Note how many lines contain "Bakunin" and give that number, with nothing else.

# # # # #

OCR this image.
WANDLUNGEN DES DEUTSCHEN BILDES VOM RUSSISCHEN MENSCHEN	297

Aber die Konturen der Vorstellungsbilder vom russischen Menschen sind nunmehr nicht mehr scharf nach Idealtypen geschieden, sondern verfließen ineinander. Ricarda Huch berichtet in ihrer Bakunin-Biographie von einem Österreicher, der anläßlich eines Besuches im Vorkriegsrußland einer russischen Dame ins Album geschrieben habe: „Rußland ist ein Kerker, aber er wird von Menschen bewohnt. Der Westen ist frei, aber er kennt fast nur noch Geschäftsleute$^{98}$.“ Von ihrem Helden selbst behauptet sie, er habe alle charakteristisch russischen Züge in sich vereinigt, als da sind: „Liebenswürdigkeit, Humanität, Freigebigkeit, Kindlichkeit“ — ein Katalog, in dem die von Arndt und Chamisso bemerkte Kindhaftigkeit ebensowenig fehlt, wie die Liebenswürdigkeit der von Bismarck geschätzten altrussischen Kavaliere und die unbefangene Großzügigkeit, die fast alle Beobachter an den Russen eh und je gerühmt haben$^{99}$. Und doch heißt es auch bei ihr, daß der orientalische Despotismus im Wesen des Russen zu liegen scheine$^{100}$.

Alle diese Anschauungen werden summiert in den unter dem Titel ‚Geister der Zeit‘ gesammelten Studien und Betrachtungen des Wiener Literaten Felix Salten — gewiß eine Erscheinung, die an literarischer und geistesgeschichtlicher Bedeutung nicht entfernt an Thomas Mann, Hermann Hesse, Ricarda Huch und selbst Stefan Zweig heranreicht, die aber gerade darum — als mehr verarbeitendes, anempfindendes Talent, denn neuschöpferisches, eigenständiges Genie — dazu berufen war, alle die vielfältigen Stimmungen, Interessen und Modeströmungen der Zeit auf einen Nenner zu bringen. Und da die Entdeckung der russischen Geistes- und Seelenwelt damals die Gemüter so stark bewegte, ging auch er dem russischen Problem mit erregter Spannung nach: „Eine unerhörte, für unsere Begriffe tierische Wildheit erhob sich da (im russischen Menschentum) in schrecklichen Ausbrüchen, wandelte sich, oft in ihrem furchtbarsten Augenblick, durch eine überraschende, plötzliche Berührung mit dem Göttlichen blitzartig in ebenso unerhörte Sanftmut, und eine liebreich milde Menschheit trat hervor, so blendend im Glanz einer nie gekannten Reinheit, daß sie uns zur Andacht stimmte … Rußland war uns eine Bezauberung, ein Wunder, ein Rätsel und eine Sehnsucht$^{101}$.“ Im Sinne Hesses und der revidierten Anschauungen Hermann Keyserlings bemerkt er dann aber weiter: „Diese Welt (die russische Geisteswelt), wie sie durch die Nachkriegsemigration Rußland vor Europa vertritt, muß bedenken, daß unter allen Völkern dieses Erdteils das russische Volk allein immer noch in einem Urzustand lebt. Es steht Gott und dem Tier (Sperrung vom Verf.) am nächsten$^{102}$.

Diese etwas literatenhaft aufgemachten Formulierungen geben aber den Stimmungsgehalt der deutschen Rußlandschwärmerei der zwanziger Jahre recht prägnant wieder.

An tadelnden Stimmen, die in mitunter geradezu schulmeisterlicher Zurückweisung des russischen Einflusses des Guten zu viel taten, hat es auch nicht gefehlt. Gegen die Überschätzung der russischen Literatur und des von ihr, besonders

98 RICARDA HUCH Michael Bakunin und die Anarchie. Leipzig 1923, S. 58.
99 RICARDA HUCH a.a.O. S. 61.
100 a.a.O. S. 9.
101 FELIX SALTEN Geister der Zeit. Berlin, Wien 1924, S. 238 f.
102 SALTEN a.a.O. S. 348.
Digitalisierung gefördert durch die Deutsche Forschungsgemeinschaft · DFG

# # # # #

### SOLUTION BELOW
2